The problem
Please return each line of the records below unchanged, leaving out the pictures.

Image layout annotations
--- --- ---
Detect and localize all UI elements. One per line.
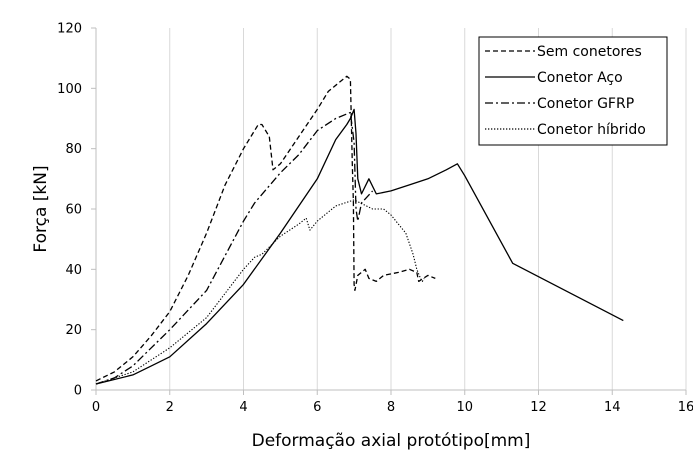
x-tick-label: 16 [678, 400, 693, 415]
y-tick-label: 60 [65, 203, 82, 218]
x-tick-label: 4 [239, 400, 247, 415]
y-tick-labels: 0 20 40 60 80 100 120 [57, 22, 96, 399]
x-tick-label: 14 [604, 400, 621, 415]
y-tick-label: 20 [65, 323, 82, 338]
x-tick-label: 6 [313, 400, 321, 415]
y-tick-label: 80 [65, 142, 82, 157]
y-axis-label: Força [kN] [31, 165, 51, 252]
y-tick-label: 0 [74, 384, 82, 399]
legend-label: Sem conetores [537, 44, 642, 60]
y-tick-label: 40 [65, 263, 82, 278]
legend-label: Conetor híbrido [537, 122, 646, 138]
x-tick-label: 0 [92, 400, 100, 415]
legend-label: Conetor GFRP [537, 96, 634, 112]
legend: Sem conetores Conetor Aço Conetor GFRP Cone… [479, 37, 667, 145]
series-line [96, 200, 424, 384]
x-tick-label: 10 [456, 400, 473, 415]
x-tick-label: 12 [530, 400, 547, 415]
series-line [96, 76, 435, 381]
series-line [96, 113, 373, 385]
x-tick-label: 8 [387, 400, 395, 415]
legend-label: Conetor Aço [537, 70, 623, 86]
x-tick-labels: 0 2 4 6 8 10 12 14 16 [92, 390, 693, 415]
x-tick-label: 2 [166, 400, 174, 415]
x-axis-label: Deformação axial protótipo[mm] [252, 431, 531, 451]
y-tick-label: 120 [57, 22, 82, 37]
y-tick-label: 100 [57, 82, 82, 97]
--- --- ---
Response
Detect and localize all UI elements. One per line.
x-tick-label: 16 [678, 400, 693, 415]
y-tick-label: 60 [65, 203, 82, 218]
x-tick-label: 4 [239, 400, 247, 415]
y-tick-labels: 0 20 40 60 80 100 120 [57, 22, 96, 399]
x-tick-label: 14 [604, 400, 621, 415]
y-tick-label: 20 [65, 323, 82, 338]
x-tick-label: 6 [313, 400, 321, 415]
y-tick-label: 80 [65, 142, 82, 157]
y-axis-label: Força [kN] [31, 165, 51, 252]
y-tick-label: 0 [74, 384, 82, 399]
legend-label: Sem conetores [537, 44, 642, 60]
y-tick-label: 40 [65, 263, 82, 278]
legend-label: Conetor híbrido [537, 122, 646, 138]
x-tick-label: 0 [92, 400, 100, 415]
legend-label: Conetor GFRP [537, 96, 634, 112]
legend: Sem conetores Conetor Aço Conetor GFRP Cone… [479, 37, 667, 145]
series-line [96, 200, 424, 384]
x-tick-label: 10 [456, 400, 473, 415]
x-tick-label: 12 [530, 400, 547, 415]
series-line [96, 76, 435, 381]
series-line [96, 113, 373, 385]
x-tick-label: 8 [387, 400, 395, 415]
legend-label: Conetor Aço [537, 70, 623, 86]
x-tick-labels: 0 2 4 6 8 10 12 14 16 [92, 390, 693, 415]
x-tick-label: 2 [166, 400, 174, 415]
x-axis-label: Deformação axial protótipo[mm] [252, 431, 531, 451]
y-tick-label: 120 [57, 22, 82, 37]
y-tick-label: 100 [57, 82, 82, 97]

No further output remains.